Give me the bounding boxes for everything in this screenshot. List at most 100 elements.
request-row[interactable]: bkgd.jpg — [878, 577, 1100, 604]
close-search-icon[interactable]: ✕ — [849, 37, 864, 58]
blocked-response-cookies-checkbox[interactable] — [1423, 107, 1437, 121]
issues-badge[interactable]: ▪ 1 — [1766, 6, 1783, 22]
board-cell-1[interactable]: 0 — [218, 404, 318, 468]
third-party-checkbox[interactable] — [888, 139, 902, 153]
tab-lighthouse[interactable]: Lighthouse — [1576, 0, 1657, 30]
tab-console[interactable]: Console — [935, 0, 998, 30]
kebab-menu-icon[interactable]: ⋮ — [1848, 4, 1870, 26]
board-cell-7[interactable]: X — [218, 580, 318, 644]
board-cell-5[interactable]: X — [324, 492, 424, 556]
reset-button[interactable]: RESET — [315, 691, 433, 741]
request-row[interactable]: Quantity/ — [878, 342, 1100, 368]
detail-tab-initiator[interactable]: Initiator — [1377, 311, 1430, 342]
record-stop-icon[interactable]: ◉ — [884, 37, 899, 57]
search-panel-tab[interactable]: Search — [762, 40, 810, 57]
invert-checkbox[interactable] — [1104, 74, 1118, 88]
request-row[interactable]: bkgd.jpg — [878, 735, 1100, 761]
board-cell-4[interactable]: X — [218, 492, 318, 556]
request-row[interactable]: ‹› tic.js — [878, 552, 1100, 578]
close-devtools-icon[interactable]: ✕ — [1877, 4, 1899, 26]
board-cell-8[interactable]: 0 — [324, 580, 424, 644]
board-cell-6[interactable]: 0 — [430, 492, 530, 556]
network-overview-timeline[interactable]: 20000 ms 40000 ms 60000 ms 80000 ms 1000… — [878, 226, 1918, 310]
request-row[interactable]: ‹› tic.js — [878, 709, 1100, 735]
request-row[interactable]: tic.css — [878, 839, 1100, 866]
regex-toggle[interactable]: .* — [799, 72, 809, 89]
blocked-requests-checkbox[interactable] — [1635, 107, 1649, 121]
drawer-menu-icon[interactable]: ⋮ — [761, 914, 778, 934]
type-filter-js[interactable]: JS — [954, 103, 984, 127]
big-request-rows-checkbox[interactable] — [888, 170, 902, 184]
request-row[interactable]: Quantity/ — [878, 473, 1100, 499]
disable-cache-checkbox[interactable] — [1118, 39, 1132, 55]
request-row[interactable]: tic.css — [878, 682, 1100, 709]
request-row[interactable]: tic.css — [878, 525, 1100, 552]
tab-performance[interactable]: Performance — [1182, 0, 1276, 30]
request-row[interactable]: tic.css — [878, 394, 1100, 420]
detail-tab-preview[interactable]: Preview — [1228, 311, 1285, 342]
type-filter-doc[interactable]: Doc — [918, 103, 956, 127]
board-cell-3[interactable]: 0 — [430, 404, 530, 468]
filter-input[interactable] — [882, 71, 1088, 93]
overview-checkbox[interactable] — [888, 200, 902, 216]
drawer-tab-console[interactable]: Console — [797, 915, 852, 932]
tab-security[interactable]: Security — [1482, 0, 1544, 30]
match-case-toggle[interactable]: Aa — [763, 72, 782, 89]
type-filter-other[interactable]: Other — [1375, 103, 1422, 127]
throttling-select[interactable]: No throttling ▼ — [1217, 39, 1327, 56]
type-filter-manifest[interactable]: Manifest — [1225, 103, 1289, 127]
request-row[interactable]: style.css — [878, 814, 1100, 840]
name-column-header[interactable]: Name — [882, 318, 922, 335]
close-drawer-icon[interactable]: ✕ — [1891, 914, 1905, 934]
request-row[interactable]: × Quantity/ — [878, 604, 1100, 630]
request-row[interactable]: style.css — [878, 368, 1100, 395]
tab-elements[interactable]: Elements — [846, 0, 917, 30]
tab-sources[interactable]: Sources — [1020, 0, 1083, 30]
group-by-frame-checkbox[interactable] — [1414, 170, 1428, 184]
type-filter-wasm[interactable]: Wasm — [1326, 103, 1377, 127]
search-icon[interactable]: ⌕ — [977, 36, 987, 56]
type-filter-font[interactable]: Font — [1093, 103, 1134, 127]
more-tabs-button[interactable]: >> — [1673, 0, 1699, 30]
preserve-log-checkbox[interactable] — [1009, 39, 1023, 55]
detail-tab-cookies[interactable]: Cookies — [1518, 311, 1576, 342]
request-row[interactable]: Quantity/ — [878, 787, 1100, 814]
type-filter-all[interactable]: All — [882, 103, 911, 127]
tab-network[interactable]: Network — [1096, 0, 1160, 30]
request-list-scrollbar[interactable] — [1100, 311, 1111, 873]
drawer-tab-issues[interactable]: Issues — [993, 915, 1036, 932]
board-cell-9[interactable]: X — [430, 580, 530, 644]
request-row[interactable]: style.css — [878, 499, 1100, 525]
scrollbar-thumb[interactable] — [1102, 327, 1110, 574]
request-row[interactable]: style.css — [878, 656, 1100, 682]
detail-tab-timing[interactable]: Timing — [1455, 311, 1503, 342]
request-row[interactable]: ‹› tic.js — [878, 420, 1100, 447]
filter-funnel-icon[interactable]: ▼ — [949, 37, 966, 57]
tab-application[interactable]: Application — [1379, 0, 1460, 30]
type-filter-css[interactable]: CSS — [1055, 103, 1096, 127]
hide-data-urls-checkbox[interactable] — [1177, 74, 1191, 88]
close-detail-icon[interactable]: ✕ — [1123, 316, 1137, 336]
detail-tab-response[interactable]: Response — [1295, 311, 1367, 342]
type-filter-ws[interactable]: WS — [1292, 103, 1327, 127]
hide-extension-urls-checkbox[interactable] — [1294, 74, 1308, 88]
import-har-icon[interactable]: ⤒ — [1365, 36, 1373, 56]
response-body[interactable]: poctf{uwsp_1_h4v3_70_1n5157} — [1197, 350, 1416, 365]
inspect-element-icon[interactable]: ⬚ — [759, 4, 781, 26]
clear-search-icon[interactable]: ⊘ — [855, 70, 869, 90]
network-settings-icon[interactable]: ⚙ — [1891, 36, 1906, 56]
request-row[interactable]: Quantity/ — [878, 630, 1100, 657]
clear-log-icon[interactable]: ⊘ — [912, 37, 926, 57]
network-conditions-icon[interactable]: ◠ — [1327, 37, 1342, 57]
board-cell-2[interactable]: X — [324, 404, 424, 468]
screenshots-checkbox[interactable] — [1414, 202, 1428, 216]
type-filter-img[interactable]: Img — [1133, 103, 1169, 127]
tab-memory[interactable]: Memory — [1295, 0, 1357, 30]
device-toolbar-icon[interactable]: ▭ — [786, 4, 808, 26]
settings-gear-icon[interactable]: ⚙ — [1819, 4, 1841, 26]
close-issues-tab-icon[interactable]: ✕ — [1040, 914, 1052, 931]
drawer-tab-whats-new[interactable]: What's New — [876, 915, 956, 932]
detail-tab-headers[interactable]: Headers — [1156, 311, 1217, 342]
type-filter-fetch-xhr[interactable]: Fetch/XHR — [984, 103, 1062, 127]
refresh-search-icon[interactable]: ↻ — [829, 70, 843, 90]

■ ■ ■ ■ ■ ■ ■

Exercise aim. Copy the listing above line for line, with no changes.

Answer.
Give me the bounding boxes for everything in this screenshot. List at most 100 elements.
request-row[interactable]: bkgd.jpg — [878, 577, 1100, 604]
close-search-icon[interactable]: ✕ — [849, 37, 864, 58]
blocked-response-cookies-checkbox[interactable] — [1423, 107, 1437, 121]
issues-badge[interactable]: ▪ 1 — [1766, 6, 1783, 22]
board-cell-1[interactable]: 0 — [218, 404, 318, 468]
third-party-checkbox[interactable] — [888, 139, 902, 153]
tab-lighthouse[interactable]: Lighthouse — [1576, 0, 1657, 30]
tab-console[interactable]: Console — [935, 0, 998, 30]
kebab-menu-icon[interactable]: ⋮ — [1848, 4, 1870, 26]
board-cell-7[interactable]: X — [218, 580, 318, 644]
board-cell-5[interactable]: X — [324, 492, 424, 556]
reset-button[interactable]: RESET — [315, 691, 433, 741]
request-row[interactable]: Quantity/ — [878, 342, 1100, 368]
detail-tab-initiator[interactable]: Initiator — [1377, 311, 1430, 342]
record-stop-icon[interactable]: ◉ — [884, 37, 899, 57]
search-panel-tab[interactable]: Search — [762, 40, 810, 57]
invert-checkbox[interactable] — [1104, 74, 1118, 88]
request-row[interactable]: bkgd.jpg — [878, 735, 1100, 761]
board-cell-4[interactable]: X — [218, 492, 318, 556]
request-row[interactable]: ‹› tic.js — [878, 552, 1100, 578]
close-devtools-icon[interactable]: ✕ — [1877, 4, 1899, 26]
board-cell-8[interactable]: 0 — [324, 580, 424, 644]
board-cell-6[interactable]: 0 — [430, 492, 530, 556]
network-overview-timeline[interactable]: 20000 ms 40000 ms 60000 ms 80000 ms 1000… — [878, 226, 1918, 310]
request-row[interactable]: ‹› tic.js — [878, 709, 1100, 735]
request-row[interactable]: tic.css — [878, 839, 1100, 866]
regex-toggle[interactable]: .* — [799, 72, 809, 89]
blocked-requests-checkbox[interactable] — [1635, 107, 1649, 121]
drawer-menu-icon[interactable]: ⋮ — [761, 914, 778, 934]
type-filter-js[interactable]: JS — [954, 103, 984, 127]
big-request-rows-checkbox[interactable] — [888, 170, 902, 184]
request-row[interactable]: Quantity/ — [878, 473, 1100, 499]
disable-cache-checkbox[interactable] — [1118, 39, 1132, 55]
request-row[interactable]: tic.css — [878, 682, 1100, 709]
request-row[interactable]: tic.css — [878, 525, 1100, 552]
tab-performance[interactable]: Performance — [1182, 0, 1276, 30]
request-row[interactable]: tic.css — [878, 394, 1100, 420]
detail-tab-preview[interactable]: Preview — [1228, 311, 1285, 342]
type-filter-doc[interactable]: Doc — [918, 103, 956, 127]
board-cell-3[interactable]: 0 — [430, 404, 530, 468]
filter-input[interactable] — [882, 71, 1088, 93]
overview-checkbox[interactable] — [888, 200, 902, 216]
drawer-tab-console[interactable]: Console — [797, 915, 852, 932]
tab-security[interactable]: Security — [1482, 0, 1544, 30]
match-case-toggle[interactable]: Aa — [763, 72, 782, 89]
type-filter-other[interactable]: Other — [1375, 103, 1422, 127]
throttling-select[interactable]: No throttling ▼ — [1217, 39, 1327, 56]
type-filter-manifest[interactable]: Manifest — [1225, 103, 1289, 127]
request-row[interactable]: style.css — [878, 814, 1100, 840]
name-column-header[interactable]: Name — [882, 318, 922, 335]
close-drawer-icon[interactable]: ✕ — [1891, 914, 1905, 934]
request-row[interactable]: × Quantity/ — [878, 604, 1100, 630]
request-row[interactable]: style.css — [878, 368, 1100, 395]
tab-elements[interactable]: Elements — [846, 0, 917, 30]
tab-sources[interactable]: Sources — [1020, 0, 1083, 30]
group-by-frame-checkbox[interactable] — [1414, 170, 1428, 184]
type-filter-wasm[interactable]: Wasm — [1326, 103, 1377, 127]
search-icon[interactable]: ⌕ — [977, 36, 987, 56]
type-filter-font[interactable]: Font — [1093, 103, 1134, 127]
more-tabs-button[interactable]: >> — [1673, 0, 1699, 30]
preserve-log-checkbox[interactable] — [1009, 39, 1023, 55]
detail-tab-cookies[interactable]: Cookies — [1518, 311, 1576, 342]
request-row[interactable]: Quantity/ — [878, 787, 1100, 814]
type-filter-all[interactable]: All — [882, 103, 911, 127]
tab-network[interactable]: Network — [1096, 0, 1160, 30]
request-list-scrollbar[interactable] — [1100, 311, 1111, 873]
drawer-tab-issues[interactable]: Issues — [993, 915, 1036, 932]
board-cell-9[interactable]: X — [430, 580, 530, 644]
request-row[interactable]: style.css — [878, 499, 1100, 525]
scrollbar-thumb[interactable] — [1102, 327, 1110, 574]
request-row[interactable]: style.css — [878, 656, 1100, 682]
detail-tab-timing[interactable]: Timing — [1455, 311, 1503, 342]
request-row[interactable]: ‹› tic.js — [878, 420, 1100, 447]
filter-funnel-icon[interactable]: ▼ — [949, 37, 966, 57]
tab-application[interactable]: Application — [1379, 0, 1460, 30]
type-filter-css[interactable]: CSS — [1055, 103, 1096, 127]
hide-data-urls-checkbox[interactable] — [1177, 74, 1191, 88]
close-detail-icon[interactable]: ✕ — [1123, 316, 1137, 336]
detail-tab-response[interactable]: Response — [1295, 311, 1367, 342]
type-filter-ws[interactable]: WS — [1292, 103, 1327, 127]
hide-extension-urls-checkbox[interactable] — [1294, 74, 1308, 88]
import-har-icon[interactable]: ⤒ — [1365, 36, 1373, 56]
response-body[interactable]: poctf{uwsp_1_h4v3_70_1n5157} — [1197, 350, 1416, 365]
inspect-element-icon[interactable]: ⬚ — [759, 4, 781, 26]
clear-search-icon[interactable]: ⊘ — [855, 70, 869, 90]
network-settings-icon[interactable]: ⚙ — [1891, 36, 1906, 56]
request-row[interactable]: Quantity/ — [878, 630, 1100, 657]
clear-log-icon[interactable]: ⊘ — [912, 37, 926, 57]
network-conditions-icon[interactable]: ◠ — [1327, 37, 1342, 57]
board-cell-2[interactable]: X — [324, 404, 424, 468]
screenshots-checkbox[interactable] — [1414, 202, 1428, 216]
type-filter-img[interactable]: Img — [1133, 103, 1169, 127]
tab-memory[interactable]: Memory — [1295, 0, 1357, 30]
device-toolbar-icon[interactable]: ▭ — [786, 4, 808, 26]
settings-gear-icon[interactable]: ⚙ — [1819, 4, 1841, 26]
close-issues-tab-icon[interactable]: ✕ — [1040, 914, 1052, 931]
drawer-tab-whats-new[interactable]: What's New — [876, 915, 956, 932]
detail-tab-headers[interactable]: Headers — [1156, 311, 1217, 342]
type-filter-fetch-xhr[interactable]: Fetch/XHR — [984, 103, 1062, 127]
refresh-search-icon[interactable]: ↻ — [829, 70, 843, 90]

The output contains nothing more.